Aim -> Swap "series-marker" for "data-marker" throughout all the items and write the lines out again with nothing else changed. Leave the pictures out.

(Region boundary data)
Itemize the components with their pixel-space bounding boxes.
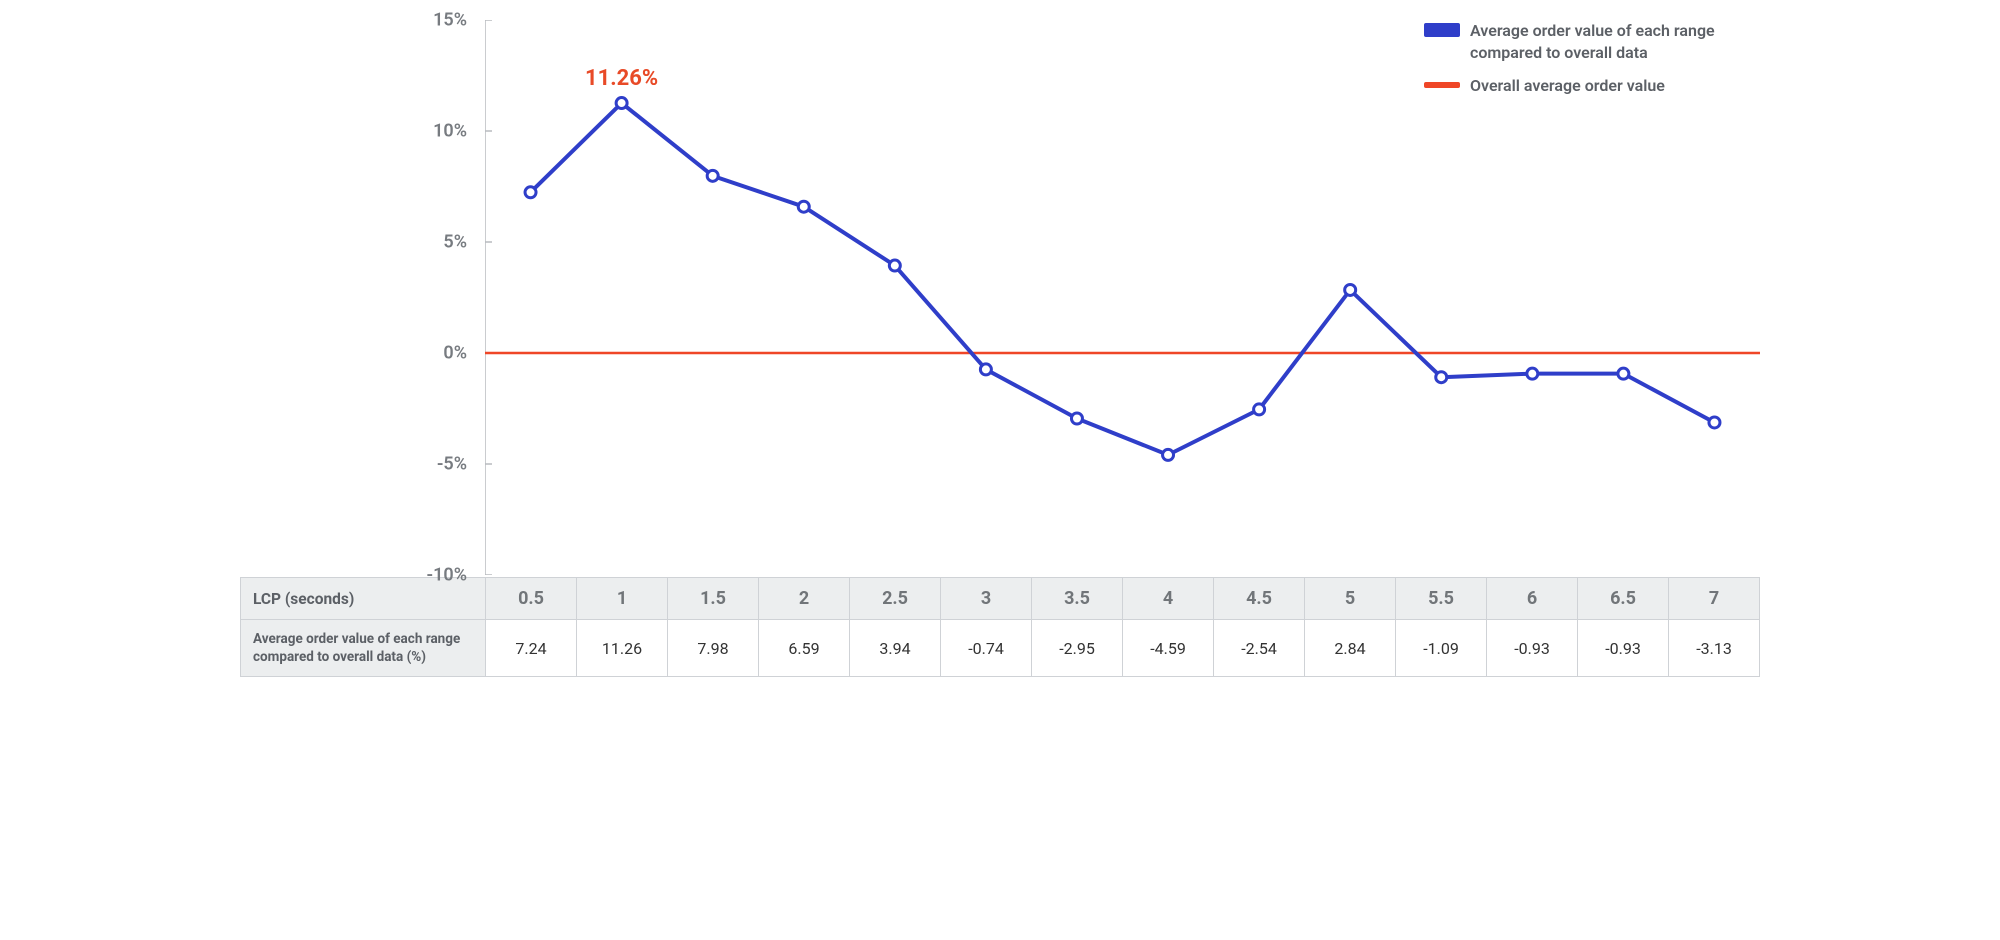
table-row: LCP (seconds)0.511.522.533.544.555.566.5… (241, 578, 1760, 620)
y-tick-label: 5% (443, 232, 467, 253)
series-marker (1436, 372, 1447, 383)
legend-label: Average order value of each range compar… (1470, 20, 1750, 63)
table-cell: -4.59 (1123, 620, 1214, 677)
series-marker (525, 187, 536, 198)
series-marker (1618, 368, 1629, 379)
table-header-cell: 2 (759, 578, 850, 620)
y-tick-label: 0% (443, 343, 467, 364)
table-header-cell: 6 (1487, 578, 1578, 620)
series-marker (707, 170, 718, 181)
table-cell: 2.84 (1305, 620, 1396, 677)
chart-container: -10%-5%0%5%10%15% Average order value of… (240, 20, 1760, 677)
peak-annotation: 11.26% (585, 66, 658, 91)
table-header-cell: 3.5 (1032, 578, 1123, 620)
series-marker (798, 201, 809, 212)
table-header-cell: 3 (941, 578, 1032, 620)
y-axis: -10%-5%0%5%10%15% (240, 20, 485, 575)
table-cell: 7.98 (668, 620, 759, 677)
series-marker (1527, 368, 1538, 379)
legend-item: Overall average order value (1424, 75, 1750, 97)
series-marker (1071, 413, 1082, 424)
legend-label: Overall average order value (1470, 75, 1665, 97)
series-marker (1709, 417, 1720, 428)
y-tick-label: 15% (433, 10, 467, 31)
series-marker (1254, 404, 1265, 415)
legend: Average order value of each range compar… (1424, 20, 1750, 109)
series-marker (980, 364, 991, 375)
table-cell: 7.24 (486, 620, 577, 677)
table-header-cell: 1 (577, 578, 668, 620)
y-tick-label: -10% (427, 565, 467, 586)
table-cell: -0.93 (1578, 620, 1669, 677)
data-table: LCP (seconds)0.511.522.533.544.555.566.5… (240, 577, 1760, 677)
legend-swatch (1424, 82, 1460, 88)
table-cell: -2.95 (1032, 620, 1123, 677)
legend-item: Average order value of each range compar… (1424, 20, 1750, 63)
table-header-cell: 2.5 (850, 578, 941, 620)
y-tick-label: 10% (433, 121, 467, 142)
table-rowheader: Average order value of each range compar… (241, 620, 486, 677)
table-cell: -3.13 (1669, 620, 1760, 677)
table-header-cell: 4 (1123, 578, 1214, 620)
table-cell: -0.74 (941, 620, 1032, 677)
table-row: Average order value of each range compar… (241, 620, 1760, 677)
table-header-cell: 4.5 (1214, 578, 1305, 620)
table-header-cell: 1.5 (668, 578, 759, 620)
table-header-cell: 5 (1305, 578, 1396, 620)
table-header-cell: 0.5 (486, 578, 577, 620)
table-cell: -1.09 (1396, 620, 1487, 677)
table-header-cell: 5.5 (1396, 578, 1487, 620)
plot-area: Average order value of each range compar… (485, 20, 1760, 575)
series-line-aov (531, 103, 1715, 455)
y-tick-label: -5% (437, 454, 467, 475)
series-marker (1163, 449, 1174, 460)
table-header-cell: 7 (1669, 578, 1760, 620)
table-cell: 11.26 (577, 620, 668, 677)
chart-top: -10%-5%0%5%10%15% Average order value of… (240, 20, 1760, 575)
table-header-cell: 6.5 (1578, 578, 1669, 620)
table-cell: -2.54 (1214, 620, 1305, 677)
series-marker (616, 98, 627, 109)
series-marker (1345, 284, 1356, 295)
table-cell: 3.94 (850, 620, 941, 677)
table-cell: 6.59 (759, 620, 850, 677)
table-cell: -0.93 (1487, 620, 1578, 677)
series-marker (889, 260, 900, 271)
legend-swatch (1424, 23, 1460, 37)
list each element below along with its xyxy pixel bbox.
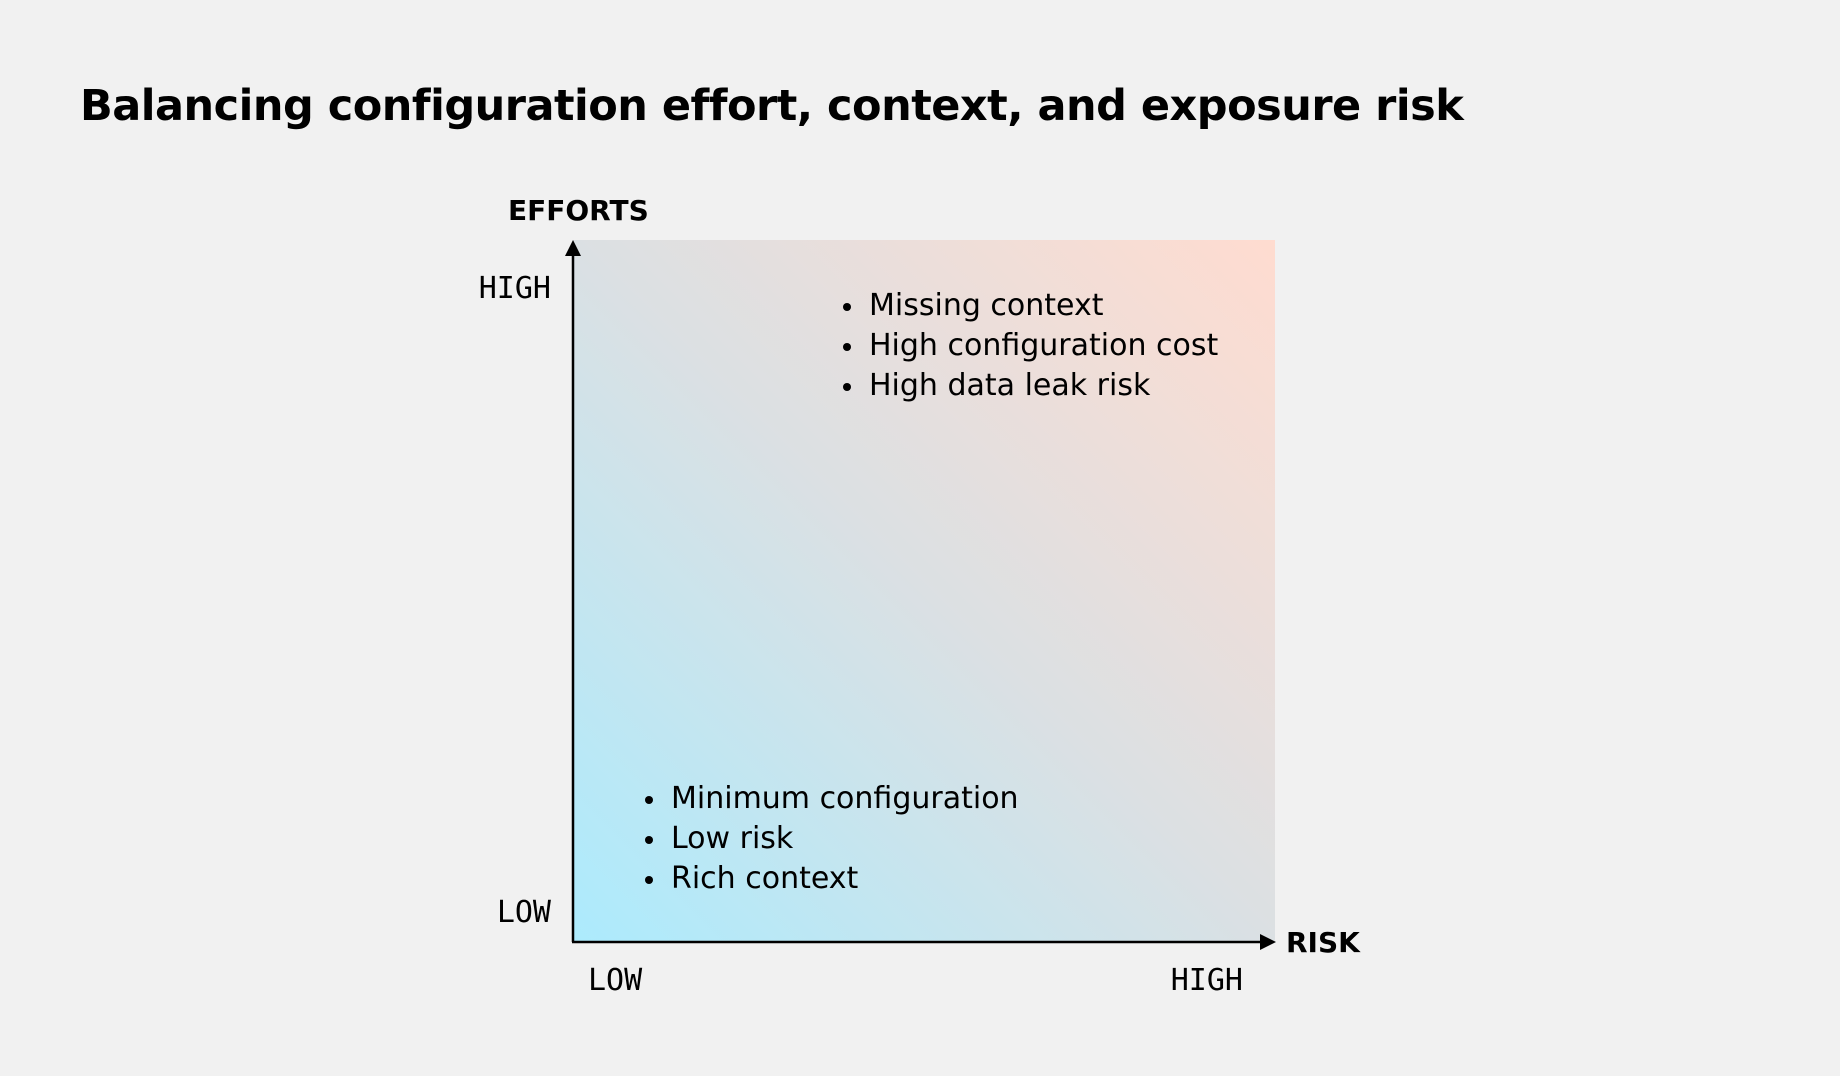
y-tick-high: HIGH [478, 271, 551, 306]
list-item: Minimum configuration [641, 779, 1019, 819]
list-item: Rich context [641, 859, 1019, 899]
page-title: Balancing configuration effort, context,… [80, 81, 1464, 131]
low-effort-risk-notes: Minimum configuration Low risk Rich cont… [641, 779, 1019, 899]
y-axis-arrow-icon [565, 240, 581, 256]
x-axis-title: RISK [1286, 926, 1360, 959]
list-item: Low risk [641, 819, 1019, 859]
gradient-quadrant-area [573, 240, 1275, 942]
list-item: Missing context [839, 286, 1218, 326]
x-tick-low: LOW [588, 963, 643, 998]
high-effort-risk-notes: Missing context High configuration cost … [839, 286, 1218, 406]
x-axis-arrow-icon [1260, 934, 1276, 950]
y-tick-low: LOW [496, 895, 551, 930]
list-item: High data leak risk [839, 366, 1218, 406]
y-axis-title: EFFORTS [508, 194, 649, 227]
list-item: High configuration cost [839, 326, 1218, 366]
x-tick-high: HIGH [1170, 963, 1243, 998]
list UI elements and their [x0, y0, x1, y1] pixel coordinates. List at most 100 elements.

Result for this exercise ->
Itemize the components with their pixel-space bounding boxes.
table-row: LCP (seconds)0.511.522.533.544.555.566.5… (241, 578, 1760, 620)
y-tick-label: 5% (443, 232, 467, 253)
data-marker (1436, 372, 1447, 383)
legend-label: Average order value of each range compar… (1470, 20, 1750, 63)
table-cell: -4.59 (1123, 620, 1214, 677)
data-marker (525, 187, 536, 198)
data-marker (1618, 368, 1629, 379)
table-header-cell: 2 (759, 578, 850, 620)
y-tick-label: 0% (443, 343, 467, 364)
table-header-cell: 6 (1487, 578, 1578, 620)
data-marker (707, 170, 718, 181)
table-cell: 2.84 (1305, 620, 1396, 677)
chart-container: -10%-5%0%5%10%15% Average order value of… (240, 20, 1760, 677)
peak-annotation: 11.26% (585, 66, 658, 91)
table-header-cell: 3.5 (1032, 578, 1123, 620)
data-marker (798, 201, 809, 212)
table-header-cell: 3 (941, 578, 1032, 620)
y-axis: -10%-5%0%5%10%15% (240, 20, 485, 575)
table-cell: 7.98 (668, 620, 759, 677)
data-marker (1527, 368, 1538, 379)
legend-item: Overall average order value (1424, 75, 1750, 97)
data-marker (1071, 413, 1082, 424)
legend-label: Overall average order value (1470, 75, 1665, 97)
data-marker (1709, 417, 1720, 428)
y-tick-label: 15% (433, 10, 467, 31)
data-marker (1254, 404, 1265, 415)
legend: Average order value of each range compar… (1424, 20, 1750, 109)
data-marker (980, 364, 991, 375)
table-cell: 7.24 (486, 620, 577, 677)
table-header-cell: 1 (577, 578, 668, 620)
y-tick-label: -10% (427, 565, 467, 586)
table-cell: -0.93 (1578, 620, 1669, 677)
data-table: LCP (seconds)0.511.522.533.544.555.566.5… (240, 577, 1760, 677)
legend-swatch (1424, 82, 1460, 88)
table-cell: -2.95 (1032, 620, 1123, 677)
legend-item: Average order value of each range compar… (1424, 20, 1750, 63)
table-header-cell: 2.5 (850, 578, 941, 620)
y-tick-label: 10% (433, 121, 467, 142)
table-rowheader: Average order value of each range compar… (241, 620, 486, 677)
table-cell: -3.13 (1669, 620, 1760, 677)
table-header-cell: 4 (1123, 578, 1214, 620)
table-cell: -0.74 (941, 620, 1032, 677)
table-row: Average order value of each range compar… (241, 620, 1760, 677)
table-header-cell: 4.5 (1214, 578, 1305, 620)
table-header-cell: 1.5 (668, 578, 759, 620)
table-header-cell: 5 (1305, 578, 1396, 620)
table-header-cell: 0.5 (486, 578, 577, 620)
table-cell: -1.09 (1396, 620, 1487, 677)
table-header-cell: 5.5 (1396, 578, 1487, 620)
plot-area: Average order value of each range compar… (485, 20, 1760, 575)
series-line-aov (531, 103, 1715, 455)
y-tick-label: -5% (437, 454, 467, 475)
data-marker (1163, 449, 1174, 460)
table-header-cell: 7 (1669, 578, 1760, 620)
table-cell: 11.26 (577, 620, 668, 677)
chart-top: -10%-5%0%5%10%15% Average order value of… (240, 20, 1760, 575)
table-header-cell: 6.5 (1578, 578, 1669, 620)
table-cell: -2.54 (1214, 620, 1305, 677)
data-marker (616, 98, 627, 109)
data-marker (1345, 284, 1356, 295)
table-cell: 3.94 (850, 620, 941, 677)
table-cell: 6.59 (759, 620, 850, 677)
table-cell: -0.93 (1487, 620, 1578, 677)
data-marker (889, 260, 900, 271)
legend-swatch (1424, 23, 1460, 37)
list each element below along with its xyxy pixel bbox.
y-tick-high: HIGH [478, 271, 551, 306]
list-item: Minimum configuration [641, 779, 1019, 819]
list-item: Rich context [641, 859, 1019, 899]
page-title: Balancing configuration effort, context,… [80, 81, 1464, 131]
low-effort-risk-notes: Minimum configuration Low risk Rich cont… [641, 779, 1019, 899]
y-axis-arrow-icon [565, 240, 581, 256]
x-axis-title: RISK [1286, 926, 1360, 959]
list-item: Low risk [641, 819, 1019, 859]
gradient-quadrant-area [573, 240, 1275, 942]
list-item: Missing context [839, 286, 1218, 326]
x-tick-low: LOW [588, 963, 643, 998]
high-effort-risk-notes: Missing context High configuration cost … [839, 286, 1218, 406]
x-axis-arrow-icon [1260, 934, 1276, 950]
y-tick-low: LOW [496, 895, 551, 930]
list-item: High data leak risk [839, 366, 1218, 406]
y-axis-title: EFFORTS [508, 194, 649, 227]
list-item: High configuration cost [839, 326, 1218, 366]
x-tick-high: HIGH [1170, 963, 1243, 998]
list UI elements and their [x0, y0, x1, y1] pixel coordinates. List at most 100 elements.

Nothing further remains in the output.